## To be done
Return the count of lines that hold the string "Convert", with no other words.

## Structured figure records

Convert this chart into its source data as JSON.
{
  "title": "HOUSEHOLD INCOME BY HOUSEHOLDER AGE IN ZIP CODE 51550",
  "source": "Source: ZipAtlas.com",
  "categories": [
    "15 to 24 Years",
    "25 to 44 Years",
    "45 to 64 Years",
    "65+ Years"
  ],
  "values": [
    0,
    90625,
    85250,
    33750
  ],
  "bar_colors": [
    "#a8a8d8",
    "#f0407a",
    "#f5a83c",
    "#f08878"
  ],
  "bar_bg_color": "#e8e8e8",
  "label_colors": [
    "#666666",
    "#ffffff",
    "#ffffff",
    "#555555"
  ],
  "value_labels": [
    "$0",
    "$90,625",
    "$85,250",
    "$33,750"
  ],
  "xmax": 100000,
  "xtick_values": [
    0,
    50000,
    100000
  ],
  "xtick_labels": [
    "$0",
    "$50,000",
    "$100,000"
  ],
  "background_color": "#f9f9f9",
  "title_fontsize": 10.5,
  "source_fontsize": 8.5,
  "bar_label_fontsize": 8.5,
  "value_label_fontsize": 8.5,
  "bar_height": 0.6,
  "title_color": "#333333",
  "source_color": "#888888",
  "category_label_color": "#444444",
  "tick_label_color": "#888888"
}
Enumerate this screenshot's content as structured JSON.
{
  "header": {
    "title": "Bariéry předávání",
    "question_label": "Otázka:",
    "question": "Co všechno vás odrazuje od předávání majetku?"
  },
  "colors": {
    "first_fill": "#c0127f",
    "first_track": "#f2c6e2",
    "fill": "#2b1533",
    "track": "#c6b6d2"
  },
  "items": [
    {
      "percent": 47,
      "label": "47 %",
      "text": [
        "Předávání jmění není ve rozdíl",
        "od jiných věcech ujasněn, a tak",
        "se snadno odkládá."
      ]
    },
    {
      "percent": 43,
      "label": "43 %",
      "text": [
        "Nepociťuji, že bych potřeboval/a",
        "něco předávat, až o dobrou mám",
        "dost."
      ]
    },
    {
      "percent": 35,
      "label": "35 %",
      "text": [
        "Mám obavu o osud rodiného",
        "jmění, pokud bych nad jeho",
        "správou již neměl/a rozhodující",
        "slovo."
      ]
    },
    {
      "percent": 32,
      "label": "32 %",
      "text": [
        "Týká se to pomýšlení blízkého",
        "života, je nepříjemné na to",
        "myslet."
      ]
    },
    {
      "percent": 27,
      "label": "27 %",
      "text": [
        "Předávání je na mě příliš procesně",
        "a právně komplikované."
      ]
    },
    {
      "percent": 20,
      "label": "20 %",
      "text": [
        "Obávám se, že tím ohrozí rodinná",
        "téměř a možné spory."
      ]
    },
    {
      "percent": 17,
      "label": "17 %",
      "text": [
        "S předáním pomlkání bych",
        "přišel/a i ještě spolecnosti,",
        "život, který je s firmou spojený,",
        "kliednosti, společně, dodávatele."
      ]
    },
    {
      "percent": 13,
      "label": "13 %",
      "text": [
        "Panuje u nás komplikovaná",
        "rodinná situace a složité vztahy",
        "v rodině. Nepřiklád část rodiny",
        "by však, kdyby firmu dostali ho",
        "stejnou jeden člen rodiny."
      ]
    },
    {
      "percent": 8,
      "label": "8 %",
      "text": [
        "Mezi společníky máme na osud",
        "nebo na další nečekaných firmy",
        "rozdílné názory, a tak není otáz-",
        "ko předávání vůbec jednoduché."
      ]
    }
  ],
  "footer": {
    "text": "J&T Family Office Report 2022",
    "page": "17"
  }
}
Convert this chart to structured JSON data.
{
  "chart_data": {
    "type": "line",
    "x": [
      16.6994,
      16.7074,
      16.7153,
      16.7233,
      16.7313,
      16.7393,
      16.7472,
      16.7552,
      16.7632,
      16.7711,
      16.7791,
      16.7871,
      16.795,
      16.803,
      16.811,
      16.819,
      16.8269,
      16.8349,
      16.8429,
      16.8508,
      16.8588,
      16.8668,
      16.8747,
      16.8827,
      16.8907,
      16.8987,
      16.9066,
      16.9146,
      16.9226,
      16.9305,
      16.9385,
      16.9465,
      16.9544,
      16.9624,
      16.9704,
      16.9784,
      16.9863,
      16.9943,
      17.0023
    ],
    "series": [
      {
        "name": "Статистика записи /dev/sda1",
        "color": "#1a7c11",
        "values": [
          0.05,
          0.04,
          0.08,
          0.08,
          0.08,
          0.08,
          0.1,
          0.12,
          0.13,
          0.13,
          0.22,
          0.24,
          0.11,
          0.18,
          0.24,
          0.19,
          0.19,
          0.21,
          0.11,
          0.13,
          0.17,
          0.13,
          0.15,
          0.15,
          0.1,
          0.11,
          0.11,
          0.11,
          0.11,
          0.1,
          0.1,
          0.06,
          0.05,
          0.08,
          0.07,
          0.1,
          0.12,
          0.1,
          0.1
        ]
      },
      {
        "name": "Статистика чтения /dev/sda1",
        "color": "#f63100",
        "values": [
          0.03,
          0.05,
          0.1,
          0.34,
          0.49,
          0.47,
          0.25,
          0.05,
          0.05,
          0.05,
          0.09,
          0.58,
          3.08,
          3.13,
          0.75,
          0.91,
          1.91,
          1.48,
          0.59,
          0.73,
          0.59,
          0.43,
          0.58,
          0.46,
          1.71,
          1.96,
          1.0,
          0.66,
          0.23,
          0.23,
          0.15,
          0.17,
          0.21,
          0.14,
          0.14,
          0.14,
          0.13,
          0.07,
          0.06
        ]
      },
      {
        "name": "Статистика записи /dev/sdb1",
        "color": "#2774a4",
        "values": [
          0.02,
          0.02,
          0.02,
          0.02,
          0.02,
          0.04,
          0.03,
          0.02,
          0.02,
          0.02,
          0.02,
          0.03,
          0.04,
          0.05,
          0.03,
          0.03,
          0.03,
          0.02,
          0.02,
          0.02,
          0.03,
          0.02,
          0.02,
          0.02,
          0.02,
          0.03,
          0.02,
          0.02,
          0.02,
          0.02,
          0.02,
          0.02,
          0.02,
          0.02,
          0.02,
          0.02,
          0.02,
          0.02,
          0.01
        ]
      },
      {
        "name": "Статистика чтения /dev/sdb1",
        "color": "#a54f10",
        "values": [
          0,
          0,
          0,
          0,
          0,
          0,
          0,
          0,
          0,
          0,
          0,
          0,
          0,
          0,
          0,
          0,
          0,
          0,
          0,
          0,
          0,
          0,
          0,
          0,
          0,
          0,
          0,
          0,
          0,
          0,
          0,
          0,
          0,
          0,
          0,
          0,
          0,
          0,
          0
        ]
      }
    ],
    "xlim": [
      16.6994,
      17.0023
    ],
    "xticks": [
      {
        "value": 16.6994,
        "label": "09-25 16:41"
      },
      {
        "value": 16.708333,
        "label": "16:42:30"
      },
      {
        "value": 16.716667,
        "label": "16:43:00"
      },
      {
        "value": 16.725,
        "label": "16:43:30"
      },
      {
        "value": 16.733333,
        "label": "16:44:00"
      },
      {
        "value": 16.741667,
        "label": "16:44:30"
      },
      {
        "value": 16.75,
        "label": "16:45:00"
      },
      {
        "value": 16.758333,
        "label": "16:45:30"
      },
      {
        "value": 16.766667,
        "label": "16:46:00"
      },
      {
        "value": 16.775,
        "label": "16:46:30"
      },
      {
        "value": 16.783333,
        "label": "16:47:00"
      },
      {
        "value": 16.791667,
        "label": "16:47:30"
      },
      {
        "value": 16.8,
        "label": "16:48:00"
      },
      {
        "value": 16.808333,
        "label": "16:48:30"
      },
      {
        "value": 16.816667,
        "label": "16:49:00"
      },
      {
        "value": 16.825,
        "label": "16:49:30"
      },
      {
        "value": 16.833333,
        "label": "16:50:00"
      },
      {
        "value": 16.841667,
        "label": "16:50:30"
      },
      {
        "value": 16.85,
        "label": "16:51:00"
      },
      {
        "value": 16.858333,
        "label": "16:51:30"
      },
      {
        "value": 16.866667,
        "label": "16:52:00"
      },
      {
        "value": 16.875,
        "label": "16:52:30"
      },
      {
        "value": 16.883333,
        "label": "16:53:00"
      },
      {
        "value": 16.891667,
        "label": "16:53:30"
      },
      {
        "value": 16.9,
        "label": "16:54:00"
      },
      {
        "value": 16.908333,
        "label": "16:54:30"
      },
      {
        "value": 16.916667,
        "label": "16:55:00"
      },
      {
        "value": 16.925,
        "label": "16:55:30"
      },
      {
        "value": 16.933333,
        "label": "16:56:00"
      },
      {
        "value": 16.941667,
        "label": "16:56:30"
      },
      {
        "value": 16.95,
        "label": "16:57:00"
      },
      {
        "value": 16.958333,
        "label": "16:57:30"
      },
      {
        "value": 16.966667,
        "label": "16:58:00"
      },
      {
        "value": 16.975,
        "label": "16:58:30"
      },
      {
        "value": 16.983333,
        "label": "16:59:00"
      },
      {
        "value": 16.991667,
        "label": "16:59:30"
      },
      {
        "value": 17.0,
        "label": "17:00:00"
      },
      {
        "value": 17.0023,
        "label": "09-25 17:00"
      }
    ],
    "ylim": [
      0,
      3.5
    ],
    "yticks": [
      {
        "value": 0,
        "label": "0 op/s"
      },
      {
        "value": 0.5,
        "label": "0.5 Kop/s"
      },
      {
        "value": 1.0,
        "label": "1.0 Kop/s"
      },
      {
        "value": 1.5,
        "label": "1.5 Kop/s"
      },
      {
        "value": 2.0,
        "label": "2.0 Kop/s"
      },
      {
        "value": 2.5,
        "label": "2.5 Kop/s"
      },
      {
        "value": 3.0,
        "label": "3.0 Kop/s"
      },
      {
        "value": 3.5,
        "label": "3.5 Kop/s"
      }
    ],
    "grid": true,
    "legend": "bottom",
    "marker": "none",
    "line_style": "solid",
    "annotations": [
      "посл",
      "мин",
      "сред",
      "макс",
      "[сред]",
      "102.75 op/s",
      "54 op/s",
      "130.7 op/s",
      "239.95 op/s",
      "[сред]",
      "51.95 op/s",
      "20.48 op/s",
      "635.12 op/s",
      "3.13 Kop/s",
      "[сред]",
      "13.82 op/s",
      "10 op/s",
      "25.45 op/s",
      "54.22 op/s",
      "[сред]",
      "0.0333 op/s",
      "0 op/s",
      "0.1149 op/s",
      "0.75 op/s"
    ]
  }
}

## Output for this exercise
2